## What the task asks
Copy every line of the data in which the word "forintot" occurs.

## Records provided
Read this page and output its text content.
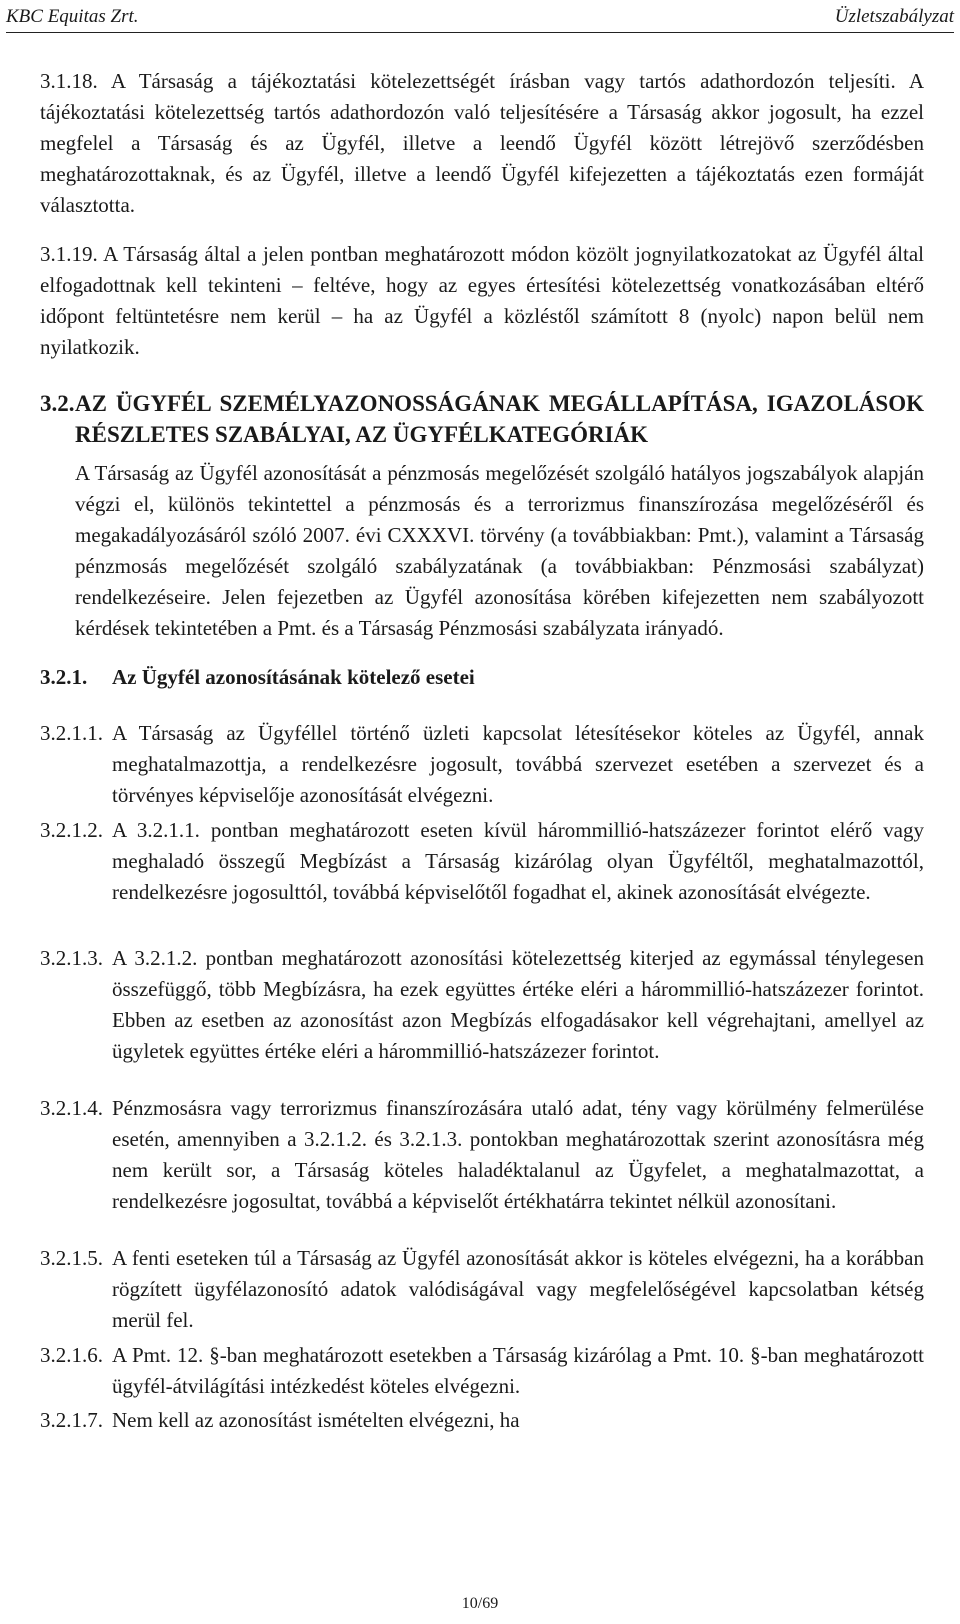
KBC Equitas Zrt.	Üzletszabályzat
3.1.18. A Társaság a tájékoztatási kötelezettségét írásban vagy tartós adathordozón teljesíti. A tájékoztatási kötelezettség tartós adathordozón való teljesítésére a Társaság akkor jogosult, ha ezzel megfelel a Társaság és az Ügyfél, illetve a leendő Ügyfél között létrejövő szerződésben meghatározottaknak, és az Ügyfél, illetve a leendő Ügyfél kifejezetten a tájékoztatás ezen formáját választotta.
3.1.19. A Társaság által a jelen pontban meghatározott módon közölt jognyilatkozatokat az Ügyfél által elfogadottnak kell tekinteni – feltéve, hogy az egyes értesítési kötelezettség vonatkozásában eltérő időpont feltüntetésre nem kerül – ha az Ügyfél a közléstől számított 8 (nyolc) napon belül nem nyilatkozik.
3.2. AZ ÜGYFÉL SZEMÉLYAZONOSSÁGÁNAK MEGÁLLAPÍTÁSA, IGAZOLÁSOK RÉSZLETES SZABÁLYAI, AZ ÜGYFÉLKATEGÓRIÁK
A Társaság az Ügyfél azonosítását a pénzmosás megelőzését szolgáló hatályos jogszabályok alapján végzi el, különös tekintettel a pénzmosás és a terrorizmus finanszírozása megelőzéséről és megakadályozásáról szóló 2007. évi CXXXVI. törvény (a továbbiakban: Pmt.), valamint a Társaság pénzmosás megelőzését szolgáló szabályzatának (a továbbiakban: Pénzmosási szabályzat) rendelkezéseire. Jelen fejezetben az Ügyfél azonosítása körében kifejezetten nem szabályozott kérdések tekintetében a Pmt. és a Társaság Pénzmosási szabályzata irányadó.
3.2.1. Az Ügyfél azonosításának kötelező esetei
3.2.1.1. A Társaság az Ügyféllel történő üzleti kapcsolat létesítésekor köteles az Ügyfél, annak meghatalmazottja, a rendelkezésre jogosult, továbbá szervezet esetében a szervezet és a törvényes képviselője azonosítását elvégezni.
3.2.1.2. A 3.2.1.1. pontban meghatározott eseten kívül hárommillió-hatszázezer forintot elérő vagy meghaladó összegű Megbízást a Társaság kizárólag olyan Ügyféltől, meghatalmazottól, rendelkezésre jogosulttól, továbbá képviselőtől fogadhat el, akinek azonosítását elvégezte.
3.2.1.3. A 3.2.1.2. pontban meghatározott azonosítási kötelezettség kiterjed az egymással ténylegesen összefüggő, több Megbízásra, ha ezek együttes értéke eléri a hárommillió-hatszázezer forintot. Ebben az esetben az azonosítást azon Megbízás elfogadásakor kell végrehajtani, amellyel az ügyletek együttes értéke eléri a hárommillió-hatszázezer forintot.
3.2.1.4. Pénzmosásra vagy terrorizmus finanszírozására utaló adat, tény vagy körülmény felmerülése esetén, amennyiben a 3.2.1.2. és 3.2.1.3. pontokban meghatározottak szerint azonosításra még nem került sor, a Társaság köteles haladéktalanul az Ügyfelet, a meghatalmazottat, a rendelkezésre jogosultat, továbbá a képviselőt értékhatárra tekintet nélkül azonosítani.
3.2.1.5. A fenti eseteken túl a Társaság az Ügyfél azonosítását akkor is köteles elvégezni, ha a korábban rögzített ügyfélazonosító adatok valódiságával vagy megfelelőségével kapcsolatban kétség merül fel.
3.2.1.6. A Pmt. 12. §-ban meghatározott esetekben a Társaság kizárólag a Pmt. 10. §-ban meghatározott ügyfél-átvilágítási intézkedést köteles elvégezni.
3.2.1.7. Nem kell az azonosítást ismételten elvégezni, ha
10/69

## Worked answer
3.2.1.2. A 3.2.1.1. pontban meghatározott eseten kívül hárommillió-hatszázezer forintot elérő vagy meghaladó összegű Megbízást a Társaság kizárólag olyan Ügyféltől, meghatalmazottól, rendelkezésre jogosulttól, továbbá képviselőtől fogadhat el, akinek azonosítását elvégezte.
3.2.1.3. A 3.2.1.2. pontban meghatározott azonosítási kötelezettség kiterjed az egymással ténylegesen összefüggő, több Megbízásra, ha ezek együttes értéke eléri a hárommillió-hatszázezer forintot. Ebben az esetben az azonosítást azon Megbízás elfogadásakor kell végrehajtani, amellyel az ügyletek együttes értéke eléri a hárommillió-hatszázezer forintot.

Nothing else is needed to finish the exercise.